> **Written instruction**
Show each line from the listing that includes the word "fall".

(Excerpts from a figure dataset)
========

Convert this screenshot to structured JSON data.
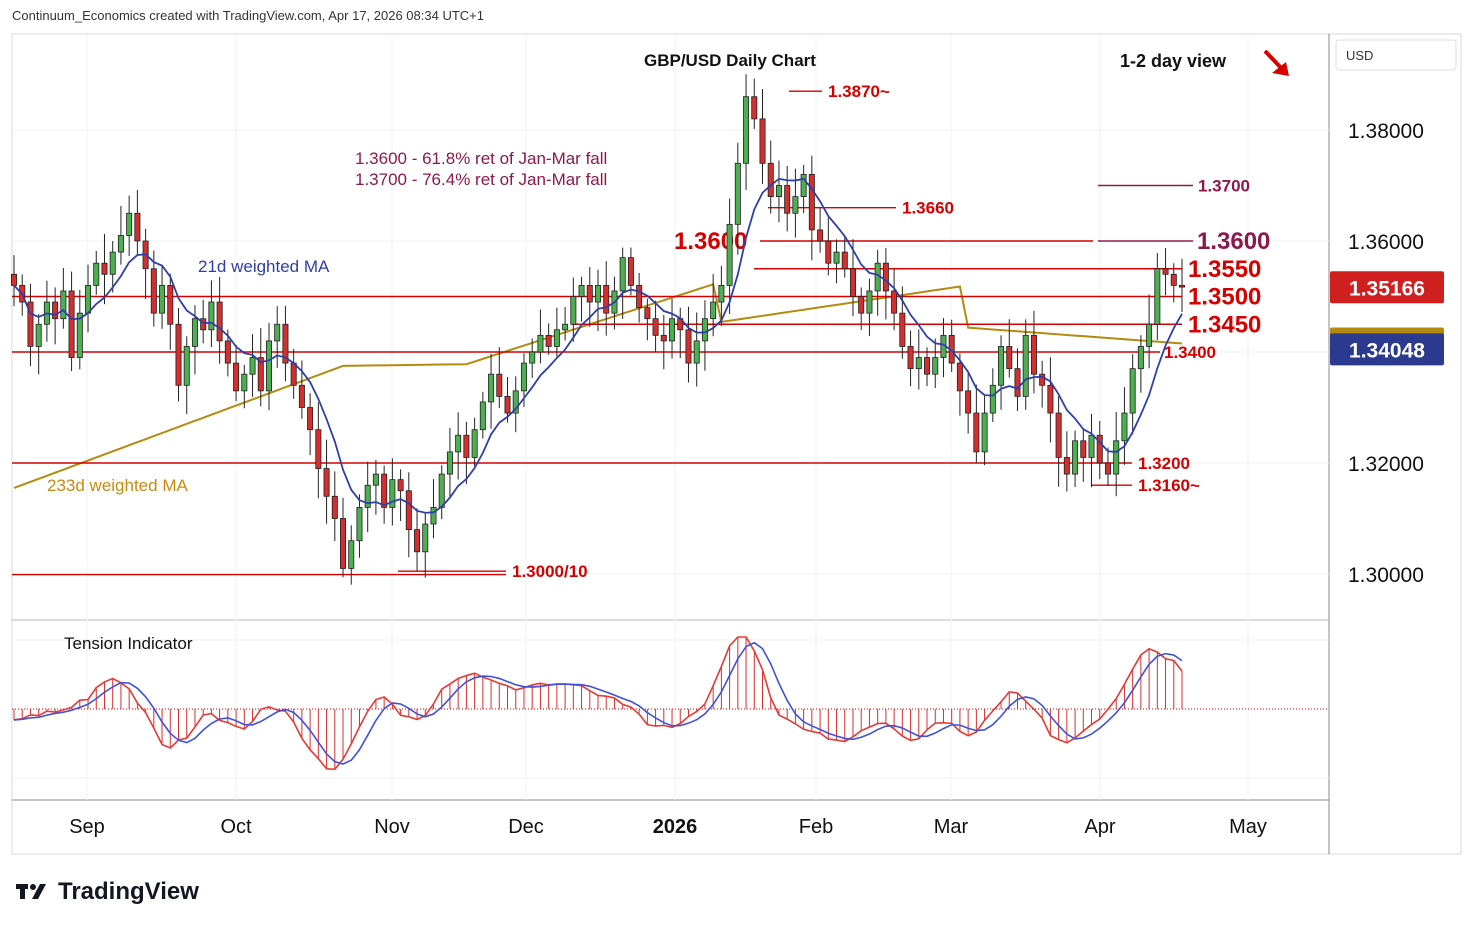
{
  "header": {
    "credit": "Continuum_Economics created with TradingView.com, Apr 17, 2026 08:34 UTC+1"
  },
  "footer": {
    "brand": "TradingView"
  },
  "chart_data": {
    "type": "candlestick",
    "title": "GBP/USD Daily Chart",
    "view_label": "1-2 day view",
    "view_arrow": "down-right-arrow",
    "currency": "USD",
    "ylim": [
      1.29,
      1.396
    ],
    "y_ticks": [
      "1.38000",
      "1.36000",
      "1.34000",
      "1.32000",
      "1.30000"
    ],
    "y_tick_values": [
      1.38,
      1.36,
      1.34,
      1.32,
      1.3
    ],
    "x_ticks": [
      "Sep",
      "Oct",
      "Nov",
      "Dec",
      "2026",
      "Feb",
      "Mar",
      "Apr",
      "May"
    ],
    "price_badges": [
      {
        "value": "1.35166",
        "color": "#d01f1f"
      },
      {
        "value": "1.34153",
        "color": "#b48a0f"
      },
      {
        "value": "1.34048",
        "color": "#2b3a8f"
      }
    ],
    "annotations": {
      "fib_1": "1.3600 - 61.8% ret of Jan-Mar fall",
      "fib_2": "1.3700 - 76.4% ret of Jan-Mar fall",
      "ma21": "21d weighted MA",
      "ma233": "233d weighted MA"
    },
    "levels": [
      {
        "label": "1.3870~",
        "value": 1.387
      },
      {
        "label": "1.3700",
        "value": 1.37
      },
      {
        "label": "1.3660",
        "value": 1.366
      },
      {
        "label": "1.3600",
        "value": 1.36
      },
      {
        "label": "1.3600",
        "value": 1.36
      },
      {
        "label": "1.3550",
        "value": 1.355
      },
      {
        "label": "1.3500",
        "value": 1.35
      },
      {
        "label": "1.3450",
        "value": 1.345
      },
      {
        "label": "1.3400",
        "value": 1.34
      },
      {
        "label": "1.3200",
        "value": 1.32
      },
      {
        "label": "1.3160~",
        "value": 1.316
      },
      {
        "label": "1.3000/10",
        "value": 1.3005
      }
    ],
    "indicator": {
      "title": "Tension Indicator"
    },
    "colors": {
      "up": "#4caf50",
      "down": "#d32f2f",
      "ma21": "#2f3fa8",
      "ma233": "#b48a0f",
      "level": "#d50000",
      "fib": "#8b1a4a"
    },
    "price_path": [
      1.352,
      1.349,
      1.341,
      1.345,
      1.349,
      1.346,
      1.351,
      1.339,
      1.347,
      1.352,
      1.356,
      1.354,
      1.358,
      1.361,
      1.365,
      1.36,
      1.355,
      1.347,
      1.352,
      1.345,
      1.334,
      1.341,
      1.346,
      1.344,
      1.349,
      1.342,
      1.338,
      1.333,
      1.336,
      1.339,
      1.333,
      1.342,
      1.345,
      1.338,
      1.334,
      1.33,
      1.326,
      1.319,
      1.314,
      1.31,
      1.301,
      1.306,
      1.312,
      1.316,
      1.318,
      1.312,
      1.317,
      1.315,
      1.308,
      1.304,
      1.309,
      1.312,
      1.318,
      1.322,
      1.325,
      1.321,
      1.326,
      1.331,
      1.336,
      1.332,
      1.329,
      1.333,
      1.338,
      1.34,
      1.343,
      1.341,
      1.344,
      1.345,
      1.35,
      1.352,
      1.349,
      1.352,
      1.347,
      1.351,
      1.357,
      1.352,
      1.348,
      1.346,
      1.343,
      1.342,
      1.346,
      1.344,
      1.338,
      1.342,
      1.346,
      1.349,
      1.352,
      1.363,
      1.374,
      1.386,
      1.382,
      1.374,
      1.368,
      1.37,
      1.365,
      1.368,
      1.372,
      1.362,
      1.36,
      1.356,
      1.358,
      1.355,
      1.35,
      1.347,
      1.351,
      1.356,
      1.351,
      1.347,
      1.341,
      1.337,
      1.339,
      1.336,
      1.339,
      1.343,
      1.338,
      1.333,
      1.329,
      1.322,
      1.329,
      1.334,
      1.341,
      1.337,
      1.332,
      1.343,
      1.336,
      1.334,
      1.329,
      1.321,
      1.318,
      1.324,
      1.321,
      1.325,
      1.32,
      1.318,
      1.324,
      1.329,
      1.337,
      1.341,
      1.345,
      1.355,
      1.354,
      1.352,
      1.3517
    ]
  }
}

========

> **Problem solution**
      "fib_1": "1.3600 - 61.8% ret of Jan-Mar fall",
      "fib_2": "1.3700 - 76.4% ret of Jan-Mar fall",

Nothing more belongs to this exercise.